= RECORDS FOR THE TASK =
>>
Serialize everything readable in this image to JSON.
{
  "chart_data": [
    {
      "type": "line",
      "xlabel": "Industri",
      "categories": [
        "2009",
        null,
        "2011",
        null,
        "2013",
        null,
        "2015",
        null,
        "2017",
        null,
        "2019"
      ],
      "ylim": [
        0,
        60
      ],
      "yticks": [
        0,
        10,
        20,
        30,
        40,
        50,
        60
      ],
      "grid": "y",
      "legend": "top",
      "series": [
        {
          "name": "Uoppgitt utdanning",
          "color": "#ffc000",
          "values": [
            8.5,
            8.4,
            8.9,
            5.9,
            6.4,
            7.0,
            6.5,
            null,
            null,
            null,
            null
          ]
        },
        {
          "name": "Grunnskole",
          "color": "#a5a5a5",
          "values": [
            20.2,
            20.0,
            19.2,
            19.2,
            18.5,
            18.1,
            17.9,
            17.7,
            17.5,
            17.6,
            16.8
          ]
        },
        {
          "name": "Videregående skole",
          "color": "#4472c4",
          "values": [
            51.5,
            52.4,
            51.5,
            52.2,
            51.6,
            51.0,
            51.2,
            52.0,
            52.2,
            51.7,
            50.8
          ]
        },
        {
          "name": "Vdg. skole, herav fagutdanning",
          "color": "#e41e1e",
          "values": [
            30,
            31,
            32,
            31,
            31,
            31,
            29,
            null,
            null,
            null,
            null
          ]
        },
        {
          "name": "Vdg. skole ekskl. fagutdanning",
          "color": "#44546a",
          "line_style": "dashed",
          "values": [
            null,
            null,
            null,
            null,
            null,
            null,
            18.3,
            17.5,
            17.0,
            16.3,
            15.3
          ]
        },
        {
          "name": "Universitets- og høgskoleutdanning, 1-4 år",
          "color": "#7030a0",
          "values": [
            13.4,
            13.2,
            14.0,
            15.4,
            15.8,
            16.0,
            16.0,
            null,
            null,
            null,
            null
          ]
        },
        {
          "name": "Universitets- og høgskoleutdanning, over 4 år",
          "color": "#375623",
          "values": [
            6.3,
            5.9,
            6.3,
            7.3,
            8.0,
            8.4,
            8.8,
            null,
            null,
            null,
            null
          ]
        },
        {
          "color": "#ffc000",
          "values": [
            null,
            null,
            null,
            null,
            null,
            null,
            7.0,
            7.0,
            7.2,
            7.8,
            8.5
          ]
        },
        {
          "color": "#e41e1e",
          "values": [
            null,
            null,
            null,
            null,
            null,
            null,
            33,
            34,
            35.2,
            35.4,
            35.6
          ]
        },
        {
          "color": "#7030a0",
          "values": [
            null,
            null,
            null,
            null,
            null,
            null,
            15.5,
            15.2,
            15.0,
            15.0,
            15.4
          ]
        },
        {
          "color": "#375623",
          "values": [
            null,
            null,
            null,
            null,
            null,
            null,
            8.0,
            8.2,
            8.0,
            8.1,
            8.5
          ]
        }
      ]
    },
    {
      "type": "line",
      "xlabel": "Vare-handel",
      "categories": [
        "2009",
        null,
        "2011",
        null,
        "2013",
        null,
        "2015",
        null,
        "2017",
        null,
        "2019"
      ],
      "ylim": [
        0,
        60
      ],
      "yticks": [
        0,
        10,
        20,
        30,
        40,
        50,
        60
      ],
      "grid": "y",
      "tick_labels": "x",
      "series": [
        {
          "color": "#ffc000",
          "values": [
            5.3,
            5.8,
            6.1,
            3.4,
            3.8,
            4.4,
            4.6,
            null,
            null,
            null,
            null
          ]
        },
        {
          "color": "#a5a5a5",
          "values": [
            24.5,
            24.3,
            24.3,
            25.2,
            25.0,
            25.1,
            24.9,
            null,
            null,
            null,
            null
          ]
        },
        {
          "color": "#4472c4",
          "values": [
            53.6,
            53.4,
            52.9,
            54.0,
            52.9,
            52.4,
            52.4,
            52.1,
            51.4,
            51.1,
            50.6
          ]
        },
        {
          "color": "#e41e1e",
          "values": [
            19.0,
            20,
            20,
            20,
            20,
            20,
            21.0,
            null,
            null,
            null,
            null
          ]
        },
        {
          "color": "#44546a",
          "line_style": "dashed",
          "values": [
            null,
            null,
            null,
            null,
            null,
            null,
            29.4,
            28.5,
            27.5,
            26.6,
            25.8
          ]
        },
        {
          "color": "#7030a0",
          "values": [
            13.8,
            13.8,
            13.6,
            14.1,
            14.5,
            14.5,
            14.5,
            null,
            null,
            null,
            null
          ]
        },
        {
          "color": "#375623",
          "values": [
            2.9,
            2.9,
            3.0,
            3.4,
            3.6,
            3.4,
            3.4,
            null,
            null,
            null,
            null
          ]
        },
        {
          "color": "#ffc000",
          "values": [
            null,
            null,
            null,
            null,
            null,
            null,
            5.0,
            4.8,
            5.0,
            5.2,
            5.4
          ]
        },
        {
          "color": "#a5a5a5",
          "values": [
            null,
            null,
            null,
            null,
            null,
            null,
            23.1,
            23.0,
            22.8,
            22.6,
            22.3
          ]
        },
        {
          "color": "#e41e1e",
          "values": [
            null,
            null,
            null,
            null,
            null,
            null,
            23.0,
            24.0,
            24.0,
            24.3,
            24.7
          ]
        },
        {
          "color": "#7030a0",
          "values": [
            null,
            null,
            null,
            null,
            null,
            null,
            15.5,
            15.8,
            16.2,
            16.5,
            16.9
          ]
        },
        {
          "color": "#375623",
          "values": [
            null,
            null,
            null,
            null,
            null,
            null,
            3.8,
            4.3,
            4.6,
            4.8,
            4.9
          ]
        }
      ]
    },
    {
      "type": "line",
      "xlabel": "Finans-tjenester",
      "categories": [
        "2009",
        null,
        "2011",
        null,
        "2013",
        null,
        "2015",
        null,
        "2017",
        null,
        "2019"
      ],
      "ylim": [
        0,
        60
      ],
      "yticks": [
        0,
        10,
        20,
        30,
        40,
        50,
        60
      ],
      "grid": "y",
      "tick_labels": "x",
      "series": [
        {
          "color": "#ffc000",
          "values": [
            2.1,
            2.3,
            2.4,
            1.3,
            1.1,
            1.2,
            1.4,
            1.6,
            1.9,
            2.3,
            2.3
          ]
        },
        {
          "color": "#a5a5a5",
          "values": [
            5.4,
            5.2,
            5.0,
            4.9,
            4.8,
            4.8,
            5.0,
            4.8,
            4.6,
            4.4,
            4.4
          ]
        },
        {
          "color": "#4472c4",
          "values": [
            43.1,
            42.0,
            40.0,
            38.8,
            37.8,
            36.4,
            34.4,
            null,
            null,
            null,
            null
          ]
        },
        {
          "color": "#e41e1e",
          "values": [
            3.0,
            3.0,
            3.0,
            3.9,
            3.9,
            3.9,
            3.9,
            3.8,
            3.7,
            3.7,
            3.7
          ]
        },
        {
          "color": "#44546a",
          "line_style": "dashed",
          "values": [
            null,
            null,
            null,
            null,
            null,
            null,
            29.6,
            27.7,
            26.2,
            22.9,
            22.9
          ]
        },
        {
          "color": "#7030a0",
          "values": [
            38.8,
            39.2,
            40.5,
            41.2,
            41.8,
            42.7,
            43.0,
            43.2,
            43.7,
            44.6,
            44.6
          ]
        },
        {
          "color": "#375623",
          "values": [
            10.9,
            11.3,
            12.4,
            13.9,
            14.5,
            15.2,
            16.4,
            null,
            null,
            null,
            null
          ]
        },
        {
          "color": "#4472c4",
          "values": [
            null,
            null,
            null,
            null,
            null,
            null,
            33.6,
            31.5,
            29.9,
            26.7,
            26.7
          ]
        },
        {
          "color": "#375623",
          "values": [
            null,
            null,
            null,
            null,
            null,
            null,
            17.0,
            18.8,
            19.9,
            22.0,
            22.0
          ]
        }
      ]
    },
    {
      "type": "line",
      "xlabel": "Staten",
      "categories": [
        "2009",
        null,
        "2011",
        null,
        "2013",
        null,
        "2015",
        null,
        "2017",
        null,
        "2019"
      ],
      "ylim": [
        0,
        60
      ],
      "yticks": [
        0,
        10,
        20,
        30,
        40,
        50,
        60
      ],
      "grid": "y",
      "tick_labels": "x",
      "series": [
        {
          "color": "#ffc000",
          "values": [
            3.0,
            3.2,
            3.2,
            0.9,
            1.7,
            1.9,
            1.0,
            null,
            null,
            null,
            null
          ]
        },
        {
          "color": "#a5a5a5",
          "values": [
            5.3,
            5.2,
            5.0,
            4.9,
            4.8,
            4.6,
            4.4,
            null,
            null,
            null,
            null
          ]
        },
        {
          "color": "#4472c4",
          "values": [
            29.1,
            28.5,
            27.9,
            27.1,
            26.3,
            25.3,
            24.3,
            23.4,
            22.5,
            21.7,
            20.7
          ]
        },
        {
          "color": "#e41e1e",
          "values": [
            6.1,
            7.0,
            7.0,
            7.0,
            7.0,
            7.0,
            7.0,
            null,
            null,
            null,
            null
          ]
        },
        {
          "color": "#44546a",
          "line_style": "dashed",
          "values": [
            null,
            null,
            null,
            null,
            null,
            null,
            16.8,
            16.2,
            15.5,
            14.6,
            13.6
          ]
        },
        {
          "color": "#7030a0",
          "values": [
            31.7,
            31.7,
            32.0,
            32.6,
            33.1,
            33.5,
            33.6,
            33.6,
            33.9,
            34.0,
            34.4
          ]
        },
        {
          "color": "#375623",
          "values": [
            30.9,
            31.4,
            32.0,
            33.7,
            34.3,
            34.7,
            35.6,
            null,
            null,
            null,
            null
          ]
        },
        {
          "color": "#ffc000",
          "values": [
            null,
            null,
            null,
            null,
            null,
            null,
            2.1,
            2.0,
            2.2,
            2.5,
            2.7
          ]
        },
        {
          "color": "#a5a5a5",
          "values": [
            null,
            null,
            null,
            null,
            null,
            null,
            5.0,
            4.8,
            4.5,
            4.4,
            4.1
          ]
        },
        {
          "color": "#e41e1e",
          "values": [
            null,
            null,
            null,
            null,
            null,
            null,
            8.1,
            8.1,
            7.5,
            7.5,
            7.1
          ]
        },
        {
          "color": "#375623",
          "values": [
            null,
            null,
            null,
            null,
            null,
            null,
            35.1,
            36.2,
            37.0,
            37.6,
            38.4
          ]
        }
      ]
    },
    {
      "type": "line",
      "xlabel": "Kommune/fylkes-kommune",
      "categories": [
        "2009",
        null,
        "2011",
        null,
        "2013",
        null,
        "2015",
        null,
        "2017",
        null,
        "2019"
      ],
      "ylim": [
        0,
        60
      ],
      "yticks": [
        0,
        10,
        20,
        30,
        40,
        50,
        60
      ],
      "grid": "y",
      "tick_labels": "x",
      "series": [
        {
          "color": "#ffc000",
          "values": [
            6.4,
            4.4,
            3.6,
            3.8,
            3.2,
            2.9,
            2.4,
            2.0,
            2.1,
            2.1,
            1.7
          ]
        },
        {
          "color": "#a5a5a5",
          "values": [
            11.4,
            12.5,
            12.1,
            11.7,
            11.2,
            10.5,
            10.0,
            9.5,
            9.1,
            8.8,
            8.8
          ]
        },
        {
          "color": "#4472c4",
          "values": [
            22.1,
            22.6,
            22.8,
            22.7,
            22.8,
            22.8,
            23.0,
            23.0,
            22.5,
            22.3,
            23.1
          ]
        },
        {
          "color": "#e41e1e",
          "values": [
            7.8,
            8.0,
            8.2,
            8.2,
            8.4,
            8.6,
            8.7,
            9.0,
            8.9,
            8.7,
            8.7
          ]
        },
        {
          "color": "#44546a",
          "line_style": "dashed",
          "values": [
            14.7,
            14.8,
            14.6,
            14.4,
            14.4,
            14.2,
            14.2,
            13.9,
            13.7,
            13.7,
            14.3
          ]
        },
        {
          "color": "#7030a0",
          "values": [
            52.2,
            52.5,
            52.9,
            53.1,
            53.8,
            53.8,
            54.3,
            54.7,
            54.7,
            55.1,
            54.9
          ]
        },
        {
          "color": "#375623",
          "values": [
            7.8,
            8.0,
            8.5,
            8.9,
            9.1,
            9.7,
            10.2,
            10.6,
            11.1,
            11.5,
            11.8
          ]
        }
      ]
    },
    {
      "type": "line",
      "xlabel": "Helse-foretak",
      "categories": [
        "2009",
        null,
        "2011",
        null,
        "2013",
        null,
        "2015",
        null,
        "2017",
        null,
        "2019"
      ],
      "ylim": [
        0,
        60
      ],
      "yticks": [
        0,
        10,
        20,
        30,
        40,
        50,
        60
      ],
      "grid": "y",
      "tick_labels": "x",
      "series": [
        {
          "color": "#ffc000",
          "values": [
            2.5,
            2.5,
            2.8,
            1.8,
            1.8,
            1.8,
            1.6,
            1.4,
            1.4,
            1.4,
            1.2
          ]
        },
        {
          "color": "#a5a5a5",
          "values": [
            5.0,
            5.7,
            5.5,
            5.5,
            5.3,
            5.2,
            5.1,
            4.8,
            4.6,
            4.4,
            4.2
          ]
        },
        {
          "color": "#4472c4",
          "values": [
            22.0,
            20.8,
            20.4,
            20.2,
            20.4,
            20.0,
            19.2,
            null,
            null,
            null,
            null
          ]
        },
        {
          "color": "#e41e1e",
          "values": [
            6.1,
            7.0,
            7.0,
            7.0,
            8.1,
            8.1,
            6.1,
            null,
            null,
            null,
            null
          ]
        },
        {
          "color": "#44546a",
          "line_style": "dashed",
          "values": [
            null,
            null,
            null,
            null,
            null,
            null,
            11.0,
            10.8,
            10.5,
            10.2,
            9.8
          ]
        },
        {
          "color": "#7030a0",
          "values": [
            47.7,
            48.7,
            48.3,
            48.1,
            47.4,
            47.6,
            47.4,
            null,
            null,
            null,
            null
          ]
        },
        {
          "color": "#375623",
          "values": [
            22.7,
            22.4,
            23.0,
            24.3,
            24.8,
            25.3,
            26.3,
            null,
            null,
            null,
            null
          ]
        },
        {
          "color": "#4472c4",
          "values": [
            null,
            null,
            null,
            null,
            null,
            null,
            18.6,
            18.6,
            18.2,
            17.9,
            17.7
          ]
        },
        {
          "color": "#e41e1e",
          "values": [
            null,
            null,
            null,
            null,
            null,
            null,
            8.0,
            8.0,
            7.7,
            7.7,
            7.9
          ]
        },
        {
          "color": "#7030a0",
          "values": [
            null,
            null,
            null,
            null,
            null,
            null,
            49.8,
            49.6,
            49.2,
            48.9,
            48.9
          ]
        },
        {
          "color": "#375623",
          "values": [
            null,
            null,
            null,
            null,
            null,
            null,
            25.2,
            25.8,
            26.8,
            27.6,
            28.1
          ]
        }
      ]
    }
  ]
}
<<
= DIRECTIVE =
Select, from the listing, all lines that include the word "høgskoleutdanning".

= COMPLETED TASK =
          "name": "Universitets- og høgskoleutdanning, 1-4 år",
          "name": "Universitets- og høgskoleutdanning, over 4 år",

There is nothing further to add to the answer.